→ INSTRUCTIONS FOR THE TASK: Look through the listing and locate every line containing the word "JSON"; copy those lines.

→ DATA SECTION:
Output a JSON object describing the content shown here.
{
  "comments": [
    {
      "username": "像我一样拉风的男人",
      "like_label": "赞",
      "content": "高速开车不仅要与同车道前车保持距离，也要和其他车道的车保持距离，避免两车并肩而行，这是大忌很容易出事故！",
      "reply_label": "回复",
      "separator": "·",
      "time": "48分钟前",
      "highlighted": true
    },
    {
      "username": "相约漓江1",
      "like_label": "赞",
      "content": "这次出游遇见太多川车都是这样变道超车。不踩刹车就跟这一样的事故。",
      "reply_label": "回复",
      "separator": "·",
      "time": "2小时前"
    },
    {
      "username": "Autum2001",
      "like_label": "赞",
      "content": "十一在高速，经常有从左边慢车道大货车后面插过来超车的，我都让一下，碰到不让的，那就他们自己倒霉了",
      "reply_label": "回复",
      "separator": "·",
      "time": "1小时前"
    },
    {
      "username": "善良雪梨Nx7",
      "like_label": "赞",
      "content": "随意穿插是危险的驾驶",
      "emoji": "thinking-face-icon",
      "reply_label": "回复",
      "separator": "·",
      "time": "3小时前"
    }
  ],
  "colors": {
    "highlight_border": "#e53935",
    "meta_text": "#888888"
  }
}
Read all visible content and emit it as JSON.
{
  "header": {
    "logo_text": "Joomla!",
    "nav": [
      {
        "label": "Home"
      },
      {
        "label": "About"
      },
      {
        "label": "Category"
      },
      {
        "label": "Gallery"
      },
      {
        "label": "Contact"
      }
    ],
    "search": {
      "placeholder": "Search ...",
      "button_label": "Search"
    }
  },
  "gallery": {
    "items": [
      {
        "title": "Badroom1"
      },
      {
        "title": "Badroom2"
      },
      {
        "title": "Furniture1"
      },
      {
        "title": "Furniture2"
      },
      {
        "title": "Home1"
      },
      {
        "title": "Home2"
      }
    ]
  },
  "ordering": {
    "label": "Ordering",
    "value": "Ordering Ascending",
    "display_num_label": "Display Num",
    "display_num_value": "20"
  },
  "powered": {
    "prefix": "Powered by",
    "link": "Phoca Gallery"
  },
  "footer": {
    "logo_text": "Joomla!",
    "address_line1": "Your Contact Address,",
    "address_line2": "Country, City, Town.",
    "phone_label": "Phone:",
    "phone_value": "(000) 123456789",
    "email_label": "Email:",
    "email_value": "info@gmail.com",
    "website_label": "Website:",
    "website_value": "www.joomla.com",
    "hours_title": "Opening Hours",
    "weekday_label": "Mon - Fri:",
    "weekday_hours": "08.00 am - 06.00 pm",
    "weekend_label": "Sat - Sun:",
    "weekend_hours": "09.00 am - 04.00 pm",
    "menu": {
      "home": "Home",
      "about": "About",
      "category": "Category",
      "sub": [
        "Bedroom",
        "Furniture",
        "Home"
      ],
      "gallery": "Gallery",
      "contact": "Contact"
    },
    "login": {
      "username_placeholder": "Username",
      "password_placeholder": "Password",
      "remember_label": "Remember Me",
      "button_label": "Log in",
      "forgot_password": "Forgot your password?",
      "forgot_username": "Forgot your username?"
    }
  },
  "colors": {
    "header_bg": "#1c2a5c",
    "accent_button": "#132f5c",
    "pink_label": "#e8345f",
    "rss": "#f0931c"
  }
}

→ ANSWER:
Output a JSON object describing the content shown here.
Read all visible content and emit it as JSON.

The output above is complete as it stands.